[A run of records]
>> START
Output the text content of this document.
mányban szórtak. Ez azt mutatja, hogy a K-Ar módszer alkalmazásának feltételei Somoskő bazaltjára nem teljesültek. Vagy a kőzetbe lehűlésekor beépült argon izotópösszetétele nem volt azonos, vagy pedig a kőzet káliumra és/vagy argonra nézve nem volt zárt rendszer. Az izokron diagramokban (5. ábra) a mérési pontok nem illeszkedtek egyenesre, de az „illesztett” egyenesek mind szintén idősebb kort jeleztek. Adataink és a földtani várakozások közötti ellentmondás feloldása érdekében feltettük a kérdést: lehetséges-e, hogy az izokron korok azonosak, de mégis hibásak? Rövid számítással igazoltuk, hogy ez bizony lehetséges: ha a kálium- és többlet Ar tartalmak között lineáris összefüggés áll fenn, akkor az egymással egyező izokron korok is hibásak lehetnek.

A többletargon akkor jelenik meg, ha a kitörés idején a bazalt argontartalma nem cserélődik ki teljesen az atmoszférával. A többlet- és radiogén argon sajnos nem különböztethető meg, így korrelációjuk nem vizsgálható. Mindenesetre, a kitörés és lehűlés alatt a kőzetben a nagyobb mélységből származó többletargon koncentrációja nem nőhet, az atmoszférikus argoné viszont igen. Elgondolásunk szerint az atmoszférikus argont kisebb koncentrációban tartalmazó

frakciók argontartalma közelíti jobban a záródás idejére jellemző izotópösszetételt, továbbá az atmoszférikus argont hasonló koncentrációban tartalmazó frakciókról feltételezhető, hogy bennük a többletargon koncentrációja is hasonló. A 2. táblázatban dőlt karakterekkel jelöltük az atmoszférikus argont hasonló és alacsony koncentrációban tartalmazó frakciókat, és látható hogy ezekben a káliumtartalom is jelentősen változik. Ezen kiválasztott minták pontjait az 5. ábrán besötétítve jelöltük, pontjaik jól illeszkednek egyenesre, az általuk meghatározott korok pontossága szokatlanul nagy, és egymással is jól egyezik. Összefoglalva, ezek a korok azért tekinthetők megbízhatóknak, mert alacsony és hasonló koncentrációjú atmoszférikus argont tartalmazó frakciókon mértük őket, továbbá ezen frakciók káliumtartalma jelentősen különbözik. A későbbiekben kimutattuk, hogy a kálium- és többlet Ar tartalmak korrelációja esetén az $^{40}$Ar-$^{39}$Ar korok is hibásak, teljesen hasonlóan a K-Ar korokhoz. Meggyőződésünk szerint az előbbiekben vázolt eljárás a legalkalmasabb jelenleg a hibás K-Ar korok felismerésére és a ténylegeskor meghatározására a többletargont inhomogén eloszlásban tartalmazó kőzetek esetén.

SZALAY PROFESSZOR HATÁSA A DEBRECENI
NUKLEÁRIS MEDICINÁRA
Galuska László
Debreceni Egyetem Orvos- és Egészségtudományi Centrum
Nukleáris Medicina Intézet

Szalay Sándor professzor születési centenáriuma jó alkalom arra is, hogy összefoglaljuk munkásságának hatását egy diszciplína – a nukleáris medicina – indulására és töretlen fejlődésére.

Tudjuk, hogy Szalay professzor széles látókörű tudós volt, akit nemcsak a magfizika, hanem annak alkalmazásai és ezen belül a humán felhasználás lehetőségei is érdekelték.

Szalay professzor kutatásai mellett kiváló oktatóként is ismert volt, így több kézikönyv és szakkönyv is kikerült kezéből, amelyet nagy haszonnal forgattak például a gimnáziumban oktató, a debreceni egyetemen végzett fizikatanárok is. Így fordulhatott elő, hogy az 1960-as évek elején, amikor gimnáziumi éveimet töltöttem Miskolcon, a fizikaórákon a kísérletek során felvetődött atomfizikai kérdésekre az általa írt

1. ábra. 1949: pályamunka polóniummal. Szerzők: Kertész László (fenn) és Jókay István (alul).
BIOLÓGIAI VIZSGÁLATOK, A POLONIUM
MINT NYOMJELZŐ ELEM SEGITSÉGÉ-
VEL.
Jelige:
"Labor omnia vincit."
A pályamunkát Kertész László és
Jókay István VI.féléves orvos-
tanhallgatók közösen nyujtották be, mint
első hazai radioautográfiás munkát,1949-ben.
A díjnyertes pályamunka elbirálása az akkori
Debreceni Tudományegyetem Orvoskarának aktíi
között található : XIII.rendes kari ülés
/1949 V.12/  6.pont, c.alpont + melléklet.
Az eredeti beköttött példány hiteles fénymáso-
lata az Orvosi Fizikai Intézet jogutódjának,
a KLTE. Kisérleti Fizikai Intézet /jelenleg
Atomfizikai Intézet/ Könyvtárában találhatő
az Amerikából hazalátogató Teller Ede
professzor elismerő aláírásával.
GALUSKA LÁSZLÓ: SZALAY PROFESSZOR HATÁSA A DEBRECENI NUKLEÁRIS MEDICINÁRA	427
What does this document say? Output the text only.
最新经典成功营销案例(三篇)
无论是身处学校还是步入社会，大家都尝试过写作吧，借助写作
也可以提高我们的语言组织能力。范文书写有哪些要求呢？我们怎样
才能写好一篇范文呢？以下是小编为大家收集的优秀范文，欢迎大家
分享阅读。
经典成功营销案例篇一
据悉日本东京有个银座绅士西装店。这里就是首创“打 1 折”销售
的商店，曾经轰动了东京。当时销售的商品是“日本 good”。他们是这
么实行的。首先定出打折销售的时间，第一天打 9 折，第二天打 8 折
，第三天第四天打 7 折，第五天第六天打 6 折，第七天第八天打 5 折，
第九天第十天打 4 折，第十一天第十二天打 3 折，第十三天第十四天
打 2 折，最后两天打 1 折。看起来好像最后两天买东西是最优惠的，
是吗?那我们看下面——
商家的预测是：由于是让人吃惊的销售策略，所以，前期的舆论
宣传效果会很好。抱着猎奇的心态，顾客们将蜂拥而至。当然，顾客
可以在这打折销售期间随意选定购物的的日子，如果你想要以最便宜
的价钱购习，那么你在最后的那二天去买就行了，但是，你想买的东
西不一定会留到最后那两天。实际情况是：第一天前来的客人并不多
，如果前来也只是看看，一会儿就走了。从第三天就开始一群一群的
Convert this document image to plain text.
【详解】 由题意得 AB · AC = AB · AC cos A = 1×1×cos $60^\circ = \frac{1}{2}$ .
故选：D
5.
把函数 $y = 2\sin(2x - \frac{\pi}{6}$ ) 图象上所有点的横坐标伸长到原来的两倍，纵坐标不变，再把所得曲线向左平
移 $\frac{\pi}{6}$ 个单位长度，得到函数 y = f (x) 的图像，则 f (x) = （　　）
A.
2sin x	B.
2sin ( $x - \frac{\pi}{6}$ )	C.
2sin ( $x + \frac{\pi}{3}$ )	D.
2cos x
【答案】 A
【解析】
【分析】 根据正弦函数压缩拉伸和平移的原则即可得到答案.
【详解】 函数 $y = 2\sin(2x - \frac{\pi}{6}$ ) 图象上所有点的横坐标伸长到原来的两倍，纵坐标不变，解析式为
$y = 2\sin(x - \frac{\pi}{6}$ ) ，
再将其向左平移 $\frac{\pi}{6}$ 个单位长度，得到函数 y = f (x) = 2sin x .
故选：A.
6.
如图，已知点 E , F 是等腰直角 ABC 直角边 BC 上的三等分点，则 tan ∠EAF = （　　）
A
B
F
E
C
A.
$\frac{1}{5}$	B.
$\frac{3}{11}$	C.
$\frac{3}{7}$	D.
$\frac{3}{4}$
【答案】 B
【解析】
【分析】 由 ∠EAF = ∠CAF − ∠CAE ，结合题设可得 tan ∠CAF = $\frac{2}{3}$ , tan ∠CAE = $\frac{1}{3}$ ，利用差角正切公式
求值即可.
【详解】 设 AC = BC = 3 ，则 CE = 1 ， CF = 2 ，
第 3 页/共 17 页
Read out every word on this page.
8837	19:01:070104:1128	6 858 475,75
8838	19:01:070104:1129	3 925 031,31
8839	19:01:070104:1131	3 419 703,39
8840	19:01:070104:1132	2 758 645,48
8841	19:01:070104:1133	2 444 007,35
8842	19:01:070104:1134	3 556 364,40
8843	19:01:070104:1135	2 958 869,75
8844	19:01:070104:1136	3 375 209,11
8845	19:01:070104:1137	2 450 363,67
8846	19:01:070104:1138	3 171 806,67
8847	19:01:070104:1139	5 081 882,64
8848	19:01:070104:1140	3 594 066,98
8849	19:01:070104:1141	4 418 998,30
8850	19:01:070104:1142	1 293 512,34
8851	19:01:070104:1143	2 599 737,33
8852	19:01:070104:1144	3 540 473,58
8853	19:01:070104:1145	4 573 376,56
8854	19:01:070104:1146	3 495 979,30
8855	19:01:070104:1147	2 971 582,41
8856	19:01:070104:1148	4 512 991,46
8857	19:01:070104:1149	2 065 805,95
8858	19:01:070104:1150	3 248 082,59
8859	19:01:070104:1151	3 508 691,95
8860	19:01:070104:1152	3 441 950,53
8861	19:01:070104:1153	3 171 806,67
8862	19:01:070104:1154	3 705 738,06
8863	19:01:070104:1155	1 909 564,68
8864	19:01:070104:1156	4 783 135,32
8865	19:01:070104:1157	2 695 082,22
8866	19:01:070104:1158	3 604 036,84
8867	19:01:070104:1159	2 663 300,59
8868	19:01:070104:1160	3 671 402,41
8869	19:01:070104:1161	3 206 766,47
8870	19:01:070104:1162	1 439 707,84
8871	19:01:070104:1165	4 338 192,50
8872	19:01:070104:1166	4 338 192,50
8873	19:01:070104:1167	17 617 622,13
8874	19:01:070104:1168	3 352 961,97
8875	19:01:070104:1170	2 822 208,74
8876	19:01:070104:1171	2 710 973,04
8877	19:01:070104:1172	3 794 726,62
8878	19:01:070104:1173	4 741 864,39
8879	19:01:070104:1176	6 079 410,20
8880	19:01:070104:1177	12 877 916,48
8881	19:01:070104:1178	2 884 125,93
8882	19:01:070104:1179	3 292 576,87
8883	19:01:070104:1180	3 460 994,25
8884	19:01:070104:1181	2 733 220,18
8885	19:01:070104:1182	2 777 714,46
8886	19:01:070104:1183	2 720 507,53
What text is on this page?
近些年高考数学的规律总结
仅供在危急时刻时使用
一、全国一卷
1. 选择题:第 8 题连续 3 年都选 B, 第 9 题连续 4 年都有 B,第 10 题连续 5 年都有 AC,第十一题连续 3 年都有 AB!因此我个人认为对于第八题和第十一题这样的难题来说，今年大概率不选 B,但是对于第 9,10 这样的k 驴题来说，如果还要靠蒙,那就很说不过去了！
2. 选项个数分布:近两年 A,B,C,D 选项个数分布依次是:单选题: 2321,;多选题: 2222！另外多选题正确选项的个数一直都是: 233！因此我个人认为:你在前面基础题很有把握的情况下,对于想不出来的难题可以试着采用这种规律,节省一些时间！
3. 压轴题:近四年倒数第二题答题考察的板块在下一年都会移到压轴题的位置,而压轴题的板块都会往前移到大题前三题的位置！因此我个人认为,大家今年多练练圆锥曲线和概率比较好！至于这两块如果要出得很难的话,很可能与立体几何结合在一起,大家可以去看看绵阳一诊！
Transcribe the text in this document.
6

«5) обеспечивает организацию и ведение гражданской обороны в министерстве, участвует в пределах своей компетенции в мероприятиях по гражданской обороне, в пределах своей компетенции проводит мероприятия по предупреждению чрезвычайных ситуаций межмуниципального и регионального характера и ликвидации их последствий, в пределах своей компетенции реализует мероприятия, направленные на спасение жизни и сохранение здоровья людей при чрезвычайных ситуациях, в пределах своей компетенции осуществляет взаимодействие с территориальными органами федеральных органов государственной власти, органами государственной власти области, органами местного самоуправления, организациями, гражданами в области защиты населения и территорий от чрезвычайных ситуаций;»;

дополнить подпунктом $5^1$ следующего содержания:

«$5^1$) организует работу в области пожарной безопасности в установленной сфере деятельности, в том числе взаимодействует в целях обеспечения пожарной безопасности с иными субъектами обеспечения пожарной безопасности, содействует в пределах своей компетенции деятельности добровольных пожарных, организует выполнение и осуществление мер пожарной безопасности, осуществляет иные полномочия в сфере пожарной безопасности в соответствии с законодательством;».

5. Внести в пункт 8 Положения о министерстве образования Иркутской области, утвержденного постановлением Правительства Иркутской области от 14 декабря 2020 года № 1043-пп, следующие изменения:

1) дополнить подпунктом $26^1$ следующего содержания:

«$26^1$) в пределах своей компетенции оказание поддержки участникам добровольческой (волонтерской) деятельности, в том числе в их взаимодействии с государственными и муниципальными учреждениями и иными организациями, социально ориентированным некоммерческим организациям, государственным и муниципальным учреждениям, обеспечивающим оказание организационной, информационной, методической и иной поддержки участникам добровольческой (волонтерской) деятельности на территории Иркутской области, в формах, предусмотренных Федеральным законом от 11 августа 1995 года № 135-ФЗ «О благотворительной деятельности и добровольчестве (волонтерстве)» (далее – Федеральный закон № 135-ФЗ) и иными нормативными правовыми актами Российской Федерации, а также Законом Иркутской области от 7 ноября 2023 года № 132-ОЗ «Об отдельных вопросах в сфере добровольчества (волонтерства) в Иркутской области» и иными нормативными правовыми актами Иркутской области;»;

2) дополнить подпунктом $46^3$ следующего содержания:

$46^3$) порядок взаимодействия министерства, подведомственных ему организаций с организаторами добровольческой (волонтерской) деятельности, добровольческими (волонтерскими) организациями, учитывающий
>> END
Extract every line containing the string "纵坐标不变" from the material.

Solution to this task —
把函数 $y = 2\sin(2x - \frac{\pi}{6}$ ) 图象上所有点的横坐标伸长到原来的两倍，纵坐标不变，再把所得曲线向左平
【详解】 函数 $y = 2\sin(2x - \frac{\pi}{6}$ ) 图象上所有点的横坐标伸长到原来的两倍，纵坐标不变，解析式为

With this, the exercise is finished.